WHAT THE TASK ASKS:
Output the material beneath this task exactly, images excluded.

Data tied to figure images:

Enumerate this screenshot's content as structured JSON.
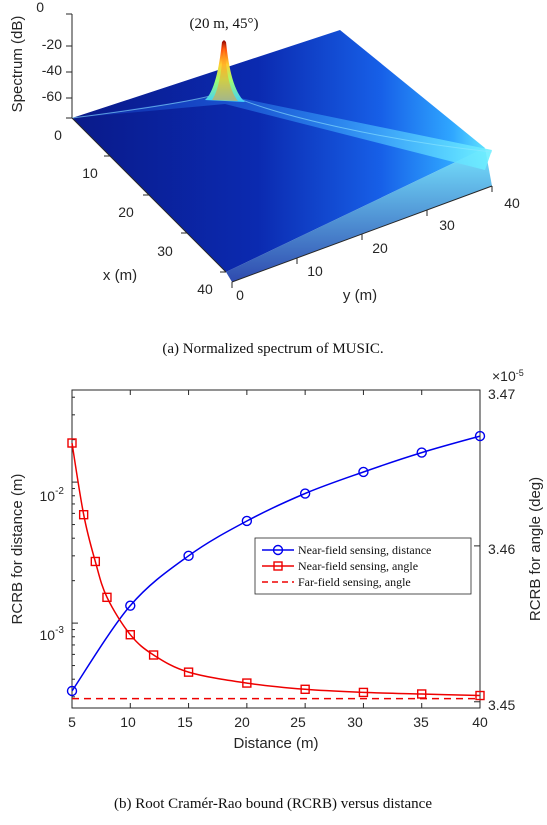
{
  "figure": {
    "caption_a": "(a) Normalized spectrum of MUSIC.",
    "caption_b": "(b) Root Cramér-Rao bound (RCRB) versus distance"
  },
  "chart_data": [
    {
      "type": "surface",
      "zlabel": "Spectrum (dB)",
      "xlabel": "x (m)",
      "ylabel": "y (m)",
      "z_ticks": [
        "0",
        "-20",
        "-40",
        "-60"
      ],
      "x_ticks": [
        "0",
        "10",
        "20",
        "30",
        "40"
      ],
      "y_ticks": [
        "0",
        "10",
        "20",
        "30",
        "40"
      ],
      "xlim": [
        0,
        40
      ],
      "ylim": [
        0,
        40
      ],
      "zlim": [
        -70,
        0
      ],
      "peak": {
        "x": 14.1,
        "y": 14.1,
        "z": 0,
        "label": "(20 m, 45°)"
      },
      "colormap": [
        "#0a1a8a",
        "#0a3fd0",
        "#1f7fff",
        "#38c6ff",
        "#7fffc0",
        "#e0ff60",
        "#ff8a20",
        "#8b0000"
      ]
    },
    {
      "type": "line",
      "xlabel": "Distance (m)",
      "ylabel_left": "RCRB for distance (m)",
      "ylabel_right": "RCRB for angle (deg)",
      "x_ticks": [
        "5",
        "10",
        "15",
        "20",
        "25",
        "30",
        "35",
        "40"
      ],
      "xlim": [
        5,
        40
      ],
      "y_left_scale": "log",
      "y_left_lim": [
        0.00025,
        0.045
      ],
      "y_left_ticks": [
        {
          "base": "10",
          "exp": "-2",
          "value": 0.01
        },
        {
          "base": "10",
          "exp": "-3",
          "value": 0.001
        }
      ],
      "y_right_lim": [
        3.4496,
        3.47
      ],
      "y_right_ticks": [
        "3.47",
        "3.46",
        "3.45"
      ],
      "y_right_values": [
        3.47,
        3.46,
        3.45
      ],
      "y_right_multiplier": "×10",
      "y_right_multiplier_exp": "-5",
      "series": [
        {
          "name": "Near-field sensing, distance",
          "axis": "left",
          "color": "#0000ee",
          "marker": "circle",
          "style": "solid",
          "x": [
            5,
            10,
            15,
            20,
            25,
            30,
            35,
            40
          ],
          "values": [
            0.00033,
            0.00133,
            0.003,
            0.0053,
            0.0083,
            0.0118,
            0.0162,
            0.0212
          ]
        },
        {
          "name": "Near-field sensing, angle",
          "axis": "right",
          "color": "#ee0000",
          "marker": "square",
          "style": "solid",
          "x": [
            5,
            6,
            7,
            8,
            10,
            12,
            15,
            20,
            25,
            30,
            35,
            40
          ],
          "values": [
            3.4666,
            3.462,
            3.459,
            3.4567,
            3.4543,
            3.453,
            3.4519,
            3.4512,
            3.4508,
            3.4506,
            3.4505,
            3.4504
          ]
        },
        {
          "name": "Far-field sensing, angle",
          "axis": "right",
          "color": "#ee0000",
          "marker": "none",
          "style": "dashed",
          "x": [
            5,
            40
          ],
          "values": [
            3.4502,
            3.4502
          ]
        }
      ],
      "legend_position": "right-middle"
    }
  ]
}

SOLUTION TO THIS TASK:
Enumerate this screenshot's content as structured JSON.
{
  "figure": {
    "caption_a": "(a) Normalized spectrum of MUSIC.",
    "caption_b": "(b) Root Cramér-Rao bound (RCRB) versus distance"
  },
  "chart_data": [
    {
      "type": "surface",
      "zlabel": "Spectrum (dB)",
      "xlabel": "x (m)",
      "ylabel": "y (m)",
      "z_ticks": [
        "0",
        "-20",
        "-40",
        "-60"
      ],
      "x_ticks": [
        "0",
        "10",
        "20",
        "30",
        "40"
      ],
      "y_ticks": [
        "0",
        "10",
        "20",
        "30",
        "40"
      ],
      "xlim": [
        0,
        40
      ],
      "ylim": [
        0,
        40
      ],
      "zlim": [
        -70,
        0
      ],
      "peak": {
        "x": 14.1,
        "y": 14.1,
        "z": 0,
        "label": "(20 m, 45°)"
      },
      "colormap": [
        "#0a1a8a",
        "#0a3fd0",
        "#1f7fff",
        "#38c6ff",
        "#7fffc0",
        "#e0ff60",
        "#ff8a20",
        "#8b0000"
      ]
    },
    {
      "type": "line",
      "xlabel": "Distance (m)",
      "ylabel_left": "RCRB for distance (m)",
      "ylabel_right": "RCRB for angle (deg)",
      "x_ticks": [
        "5",
        "10",
        "15",
        "20",
        "25",
        "30",
        "35",
        "40"
      ],
      "xlim": [
        5,
        40
      ],
      "y_left_scale": "log",
      "y_left_lim": [
        0.00025,
        0.045
      ],
      "y_left_ticks": [
        {
          "base": "10",
          "exp": "-2",
          "value": 0.01
        },
        {
          "base": "10",
          "exp": "-3",
          "value": 0.001
        }
      ],
      "y_right_lim": [
        3.4496,
        3.47
      ],
      "y_right_ticks": [
        "3.47",
        "3.46",
        "3.45"
      ],
      "y_right_values": [
        3.47,
        3.46,
        3.45
      ],
      "y_right_multiplier": "×10",
      "y_right_multiplier_exp": "-5",
      "series": [
        {
          "name": "Near-field sensing, distance",
          "axis": "left",
          "color": "#0000ee",
          "marker": "circle",
          "style": "solid",
          "x": [
            5,
            10,
            15,
            20,
            25,
            30,
            35,
            40
          ],
          "values": [
            0.00033,
            0.00133,
            0.003,
            0.0053,
            0.0083,
            0.0118,
            0.0162,
            0.0212
          ]
        },
        {
          "name": "Near-field sensing, angle",
          "axis": "right",
          "color": "#ee0000",
          "marker": "square",
          "style": "solid",
          "x": [
            5,
            6,
            7,
            8,
            10,
            12,
            15,
            20,
            25,
            30,
            35,
            40
          ],
          "values": [
            3.4666,
            3.462,
            3.459,
            3.4567,
            3.4543,
            3.453,
            3.4519,
            3.4512,
            3.4508,
            3.4506,
            3.4505,
            3.4504
          ]
        },
        {
          "name": "Far-field sensing, angle",
          "axis": "right",
          "color": "#ee0000",
          "marker": "none",
          "style": "dashed",
          "x": [
            5,
            40
          ],
          "values": [
            3.4502,
            3.4502
          ]
        }
      ],
      "legend_position": "right-middle"
    }
  ]
}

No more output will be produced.